╭─ Records for this task

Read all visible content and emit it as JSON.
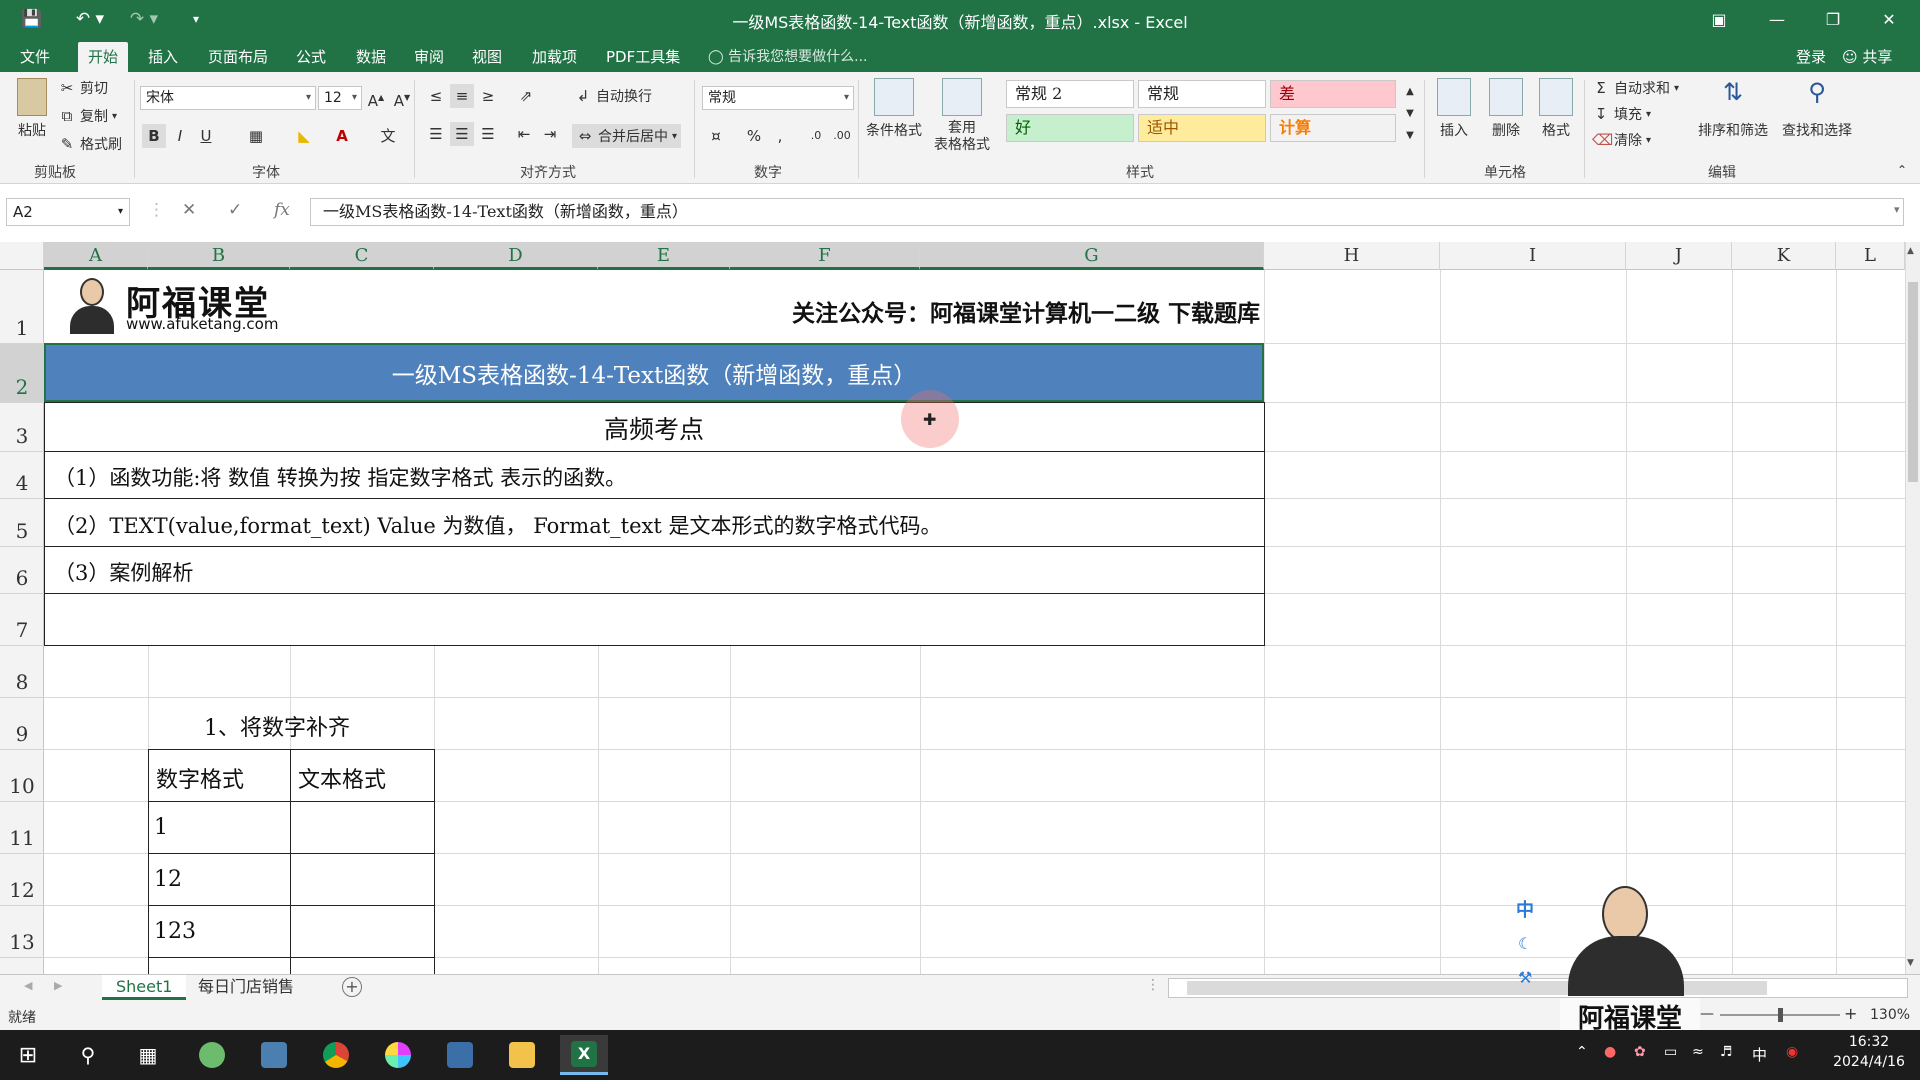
{
  "window": {
    "title": "一级MS表格函数-14-Text函数（新增函数，重点）.xlsx - Excel"
  },
  "tabs": {
    "items": [
      "文件",
      "开始",
      "插入",
      "页面布局",
      "公式",
      "数据",
      "审阅",
      "视图",
      "加载项",
      "PDF工具集"
    ],
    "active": "开始",
    "tell_me": "告诉我您想要做什么...",
    "login": "登录",
    "share": "共享"
  },
  "ribbon": {
    "clipboard": {
      "paste": "粘贴",
      "cut": "剪切",
      "copy": "复制",
      "format_painter": "格式刷",
      "label": "剪贴板"
    },
    "font": {
      "name": "宋体",
      "size": "12",
      "label": "字体"
    },
    "alignment": {
      "wrap": "自动换行",
      "merge": "合并后居中",
      "label": "对齐方式"
    },
    "number": {
      "format": "常规",
      "label": "数字"
    },
    "styles": {
      "cond_format": "条件格式",
      "table_format": "套用\n表格格式",
      "cells": [
        {
          "text": "常规 2",
          "bg": "#ffffff",
          "fg": "#222222"
        },
        {
          "text": "常规",
          "bg": "#ffffff",
          "fg": "#222222"
        },
        {
          "text": "差",
          "bg": "#ffc7ce",
          "fg": "#9c0006"
        },
        {
          "text": "好",
          "bg": "#c6efce",
          "fg": "#006100"
        },
        {
          "text": "适中",
          "bg": "#ffeb9c",
          "fg": "#9c5700"
        },
        {
          "text": "计算",
          "bg": "#f2f2f2",
          "fg": "#fa7d00"
        }
      ],
      "label": "样式"
    },
    "cells": {
      "insert": "插入",
      "delete": "删除",
      "format": "格式",
      "label": "单元格"
    },
    "editing": {
      "autosum": "自动求和",
      "fill": "填充",
      "clear": "清除",
      "sort": "排序和筛选",
      "find": "查找和选择",
      "label": "编辑"
    }
  },
  "formula_bar": {
    "name_box": "A2",
    "fx": "fx",
    "content": "一级MS表格函数-14-Text函数（新增函数，重点）"
  },
  "columns": [
    "A",
    "B",
    "C",
    "D",
    "E",
    "F",
    "G",
    "H",
    "I",
    "J",
    "K",
    "L"
  ],
  "rows": [
    "1",
    "2",
    "3",
    "4",
    "5",
    "6",
    "7",
    "8",
    "9",
    "10",
    "11",
    "12",
    "13"
  ],
  "sheet": {
    "logo_brand": "阿福课堂",
    "logo_url": "www.afuketang.com",
    "follow_text": "关注公众号：阿福课堂计算机一二级  下载题库",
    "banner_title": "一级MS表格函数-14-Text函数（新增函数，重点）",
    "section_heading": "高频考点",
    "point1": "（1）函数功能:将 数值 转换为按 指定数字格式 表示的函数。",
    "point2": "（2）TEXT(value,format_text) Value 为数值， Format_text 是文本形式的数字格式代码。",
    "point3": "（3）案例解析",
    "example_title": "1、将数字补齐",
    "table_headers": [
      "数字格式",
      "文本格式"
    ],
    "table_values": [
      "1",
      "12",
      "123"
    ]
  },
  "sheet_tabs": [
    "Sheet1",
    "每日门店销售"
  ],
  "status": {
    "ready": "就绪",
    "zoom": "130%"
  },
  "taskbar": {
    "time": "16:32",
    "date": "2024/4/16",
    "ime": "中"
  },
  "overlay": {
    "brand": "阿福课堂",
    "ime": "中"
  },
  "colors": {
    "excel_green": "#217346",
    "banner_blue": "#4f81bd"
  }
}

╰─

_Exercise_
Repeat the records above verbatim, with no pictures in the result.

_Worked answer_
Read all visible content and emit it as JSON.
{
  "window": {
    "title": "一级MS表格函数-14-Text函数（新增函数，重点）.xlsx - Excel"
  },
  "tabs": {
    "items": [
      "文件",
      "开始",
      "插入",
      "页面布局",
      "公式",
      "数据",
      "审阅",
      "视图",
      "加载项",
      "PDF工具集"
    ],
    "active": "开始",
    "tell_me": "告诉我您想要做什么...",
    "login": "登录",
    "share": "共享"
  },
  "ribbon": {
    "clipboard": {
      "paste": "粘贴",
      "cut": "剪切",
      "copy": "复制",
      "format_painter": "格式刷",
      "label": "剪贴板"
    },
    "font": {
      "name": "宋体",
      "size": "12",
      "label": "字体"
    },
    "alignment": {
      "wrap": "自动换行",
      "merge": "合并后居中",
      "label": "对齐方式"
    },
    "number": {
      "format": "常规",
      "label": "数字"
    },
    "styles": {
      "cond_format": "条件格式",
      "table_format": "套用\n表格格式",
      "cells": [
        {
          "text": "常规 2",
          "bg": "#ffffff",
          "fg": "#222222"
        },
        {
          "text": "常规",
          "bg": "#ffffff",
          "fg": "#222222"
        },
        {
          "text": "差",
          "bg": "#ffc7ce",
          "fg": "#9c0006"
        },
        {
          "text": "好",
          "bg": "#c6efce",
          "fg": "#006100"
        },
        {
          "text": "适中",
          "bg": "#ffeb9c",
          "fg": "#9c5700"
        },
        {
          "text": "计算",
          "bg": "#f2f2f2",
          "fg": "#fa7d00"
        }
      ],
      "label": "样式"
    },
    "cells": {
      "insert": "插入",
      "delete": "删除",
      "format": "格式",
      "label": "单元格"
    },
    "editing": {
      "autosum": "自动求和",
      "fill": "填充",
      "clear": "清除",
      "sort": "排序和筛选",
      "find": "查找和选择",
      "label": "编辑"
    }
  },
  "formula_bar": {
    "name_box": "A2",
    "fx": "fx",
    "content": "一级MS表格函数-14-Text函数（新增函数，重点）"
  },
  "columns": [
    "A",
    "B",
    "C",
    "D",
    "E",
    "F",
    "G",
    "H",
    "I",
    "J",
    "K",
    "L"
  ],
  "rows": [
    "1",
    "2",
    "3",
    "4",
    "5",
    "6",
    "7",
    "8",
    "9",
    "10",
    "11",
    "12",
    "13"
  ],
  "sheet": {
    "logo_brand": "阿福课堂",
    "logo_url": "www.afuketang.com",
    "follow_text": "关注公众号：阿福课堂计算机一二级  下载题库",
    "banner_title": "一级MS表格函数-14-Text函数（新增函数，重点）",
    "section_heading": "高频考点",
    "point1": "（1）函数功能:将 数值 转换为按 指定数字格式 表示的函数。",
    "point2": "（2）TEXT(value,format_text) Value 为数值， Format_text 是文本形式的数字格式代码。",
    "point3": "（3）案例解析",
    "example_title": "1、将数字补齐",
    "table_headers": [
      "数字格式",
      "文本格式"
    ],
    "table_values": [
      "1",
      "12",
      "123"
    ]
  },
  "sheet_tabs": [
    "Sheet1",
    "每日门店销售"
  ],
  "status": {
    "ready": "就绪",
    "zoom": "130%"
  },
  "taskbar": {
    "time": "16:32",
    "date": "2024/4/16",
    "ime": "中"
  },
  "overlay": {
    "brand": "阿福课堂",
    "ime": "中"
  },
  "colors": {
    "excel_green": "#217346",
    "banner_blue": "#4f81bd"
  }
}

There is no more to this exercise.